(Excerpted passage):
"""
I received a call today setting my appointment to begin radiation therapy. My next appointment to finalize the mapping will be Wednesday, March 19th at noon and then I will start radiation at 7:00 am Thursday morning March 20th.
A month ago today I had thyroid surgery and am just now beginning to tell a difference in the way I feel. I have more energy and have been walking daily. It is so great to see the sun, isn’t it? Spring is right around the corner.
I want to begin the therapy to get it out of the way and get on to the next step but on the other hand I am not looking forward to it. It is not that I am scared, it is just that I don’t want to feel bad again. Maybe I won’t? I do encourage myself in that I have had four natural childbirths (no drugs…lol) and a severe kidney stone attack so in comparison radiation will be a walk in the park.
"""
(Data listing):
"""
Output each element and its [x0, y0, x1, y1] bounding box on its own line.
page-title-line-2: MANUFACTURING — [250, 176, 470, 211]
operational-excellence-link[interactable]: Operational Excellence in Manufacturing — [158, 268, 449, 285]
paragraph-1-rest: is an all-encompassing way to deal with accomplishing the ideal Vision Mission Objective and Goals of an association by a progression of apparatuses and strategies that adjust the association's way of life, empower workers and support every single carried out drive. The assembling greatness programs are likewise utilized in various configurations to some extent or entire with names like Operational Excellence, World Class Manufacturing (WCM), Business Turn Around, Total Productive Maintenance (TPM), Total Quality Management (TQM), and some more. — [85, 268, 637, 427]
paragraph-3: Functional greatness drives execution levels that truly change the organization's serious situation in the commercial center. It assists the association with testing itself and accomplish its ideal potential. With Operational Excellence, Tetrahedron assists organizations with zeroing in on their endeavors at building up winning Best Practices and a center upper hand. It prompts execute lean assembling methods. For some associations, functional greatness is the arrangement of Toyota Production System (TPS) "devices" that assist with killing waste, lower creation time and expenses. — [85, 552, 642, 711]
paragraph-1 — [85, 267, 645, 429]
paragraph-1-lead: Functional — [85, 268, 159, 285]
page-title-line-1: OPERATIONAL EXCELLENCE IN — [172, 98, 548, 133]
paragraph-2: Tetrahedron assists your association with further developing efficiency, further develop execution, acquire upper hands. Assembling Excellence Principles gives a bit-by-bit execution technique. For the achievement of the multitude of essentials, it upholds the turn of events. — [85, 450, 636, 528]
"""
Reproduce the entry above about preparing to start radiation therapy word for word, from its first sentence to its last.

(Response area):
I received a call today setting my appointment to begin radiation therapy. My next appointment to finalize the mapping will be Wednesday, March 19th at noon and then I will start radiation at 7:00 am Thursday morning March 20th.
A month ago today I had thyroid surgery and am just now beginning to tell a difference in the way I feel. I have more energy and have been walking daily. It is so great to see the sun, isn’t it? Spring is right around the corner.
I want to begin the therapy to get it out of the way and get on to the next step but on the other hand I am not looking forward to it. It is not that I am scared, it is just that I don’t want to feel bad again. Maybe I won’t? I do encourage myself in that I have had four natural childbirths (no drugs…lol) and a severe kidney stone attack so in comparison radiation will be a walk in the park.